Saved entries

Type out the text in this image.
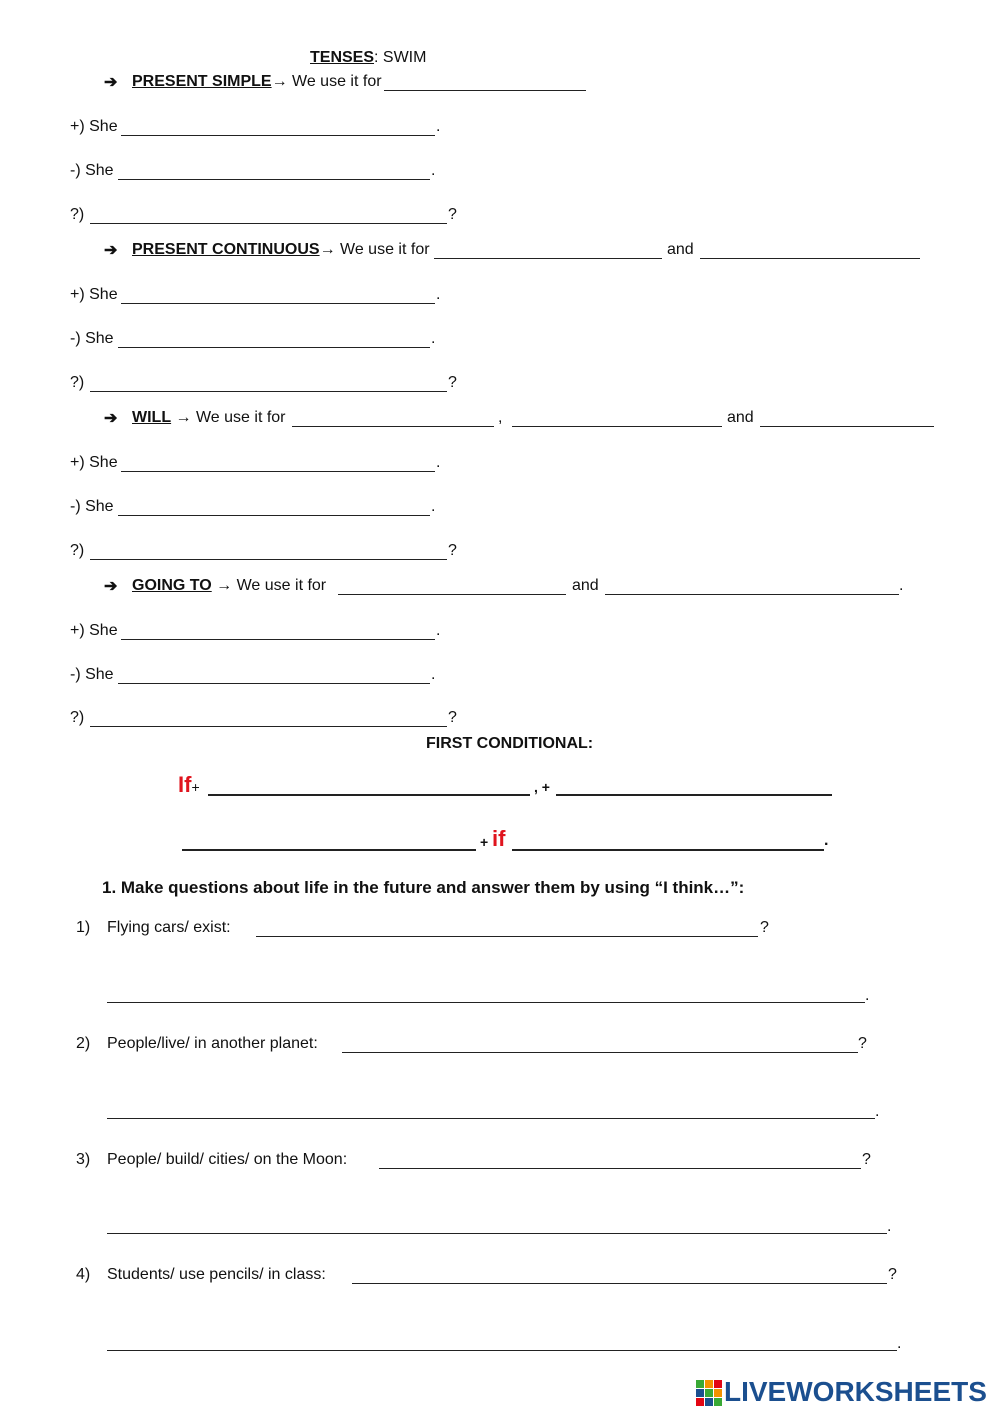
TENSES: SWIM
➔ PRESENT SIMPLE→ We use it for
+) She	.
-) She	.
?)	?
➔ PRESENT CONTINUOUS→ We use it for	and
+) She	.
-) She	.
?)	?
➔ WILL → We use it for	,	and
+) She	.
-) She	.
?)	?
➔ GOING TO → We use it for	and	.
+) She	.
-) She	.
?)	?
FIRST CONDITIONAL:
If+	, +
+ if	.
1. Make questions about life in the future and answer them by using “I think…”:
1) Flying cars/ exist:	?
.
2) People/live/ in another planet:	?
.
3) People/ build/ cities/ on the Moon:	?
.
4) Students/ use pencils/ in class:	?
.
LIVEWORKSHEETS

- [Goal of the exercise]: Working from the material above, transcribe it exactly while omitting pictures.

- [Reply to the task]:
Type out the text in this image.
TENSES: SWIM
➔ PRESENT SIMPLE→ We use it for
+) She	.
-) She	.
?)	?
➔ PRESENT CONTINUOUS→ We use it for	and
+) She	.
-) She	.
?)	?
➔ WILL → We use it for	,	and
+) She	.
-) She	.
?)	?
➔ GOING TO → We use it for	and	.
+) She	.
-) She	.
?)	?
FIRST CONDITIONAL:
If+	, +
+ if	.
1. Make questions about life in the future and answer them by using “I think…”:
1) Flying cars/ exist:	?
.
2) People/live/ in another planet:	?
.
3) People/ build/ cities/ on the Moon:	?
.
4) Students/ use pencils/ in class:	?
.
LIVEWORKSHEETS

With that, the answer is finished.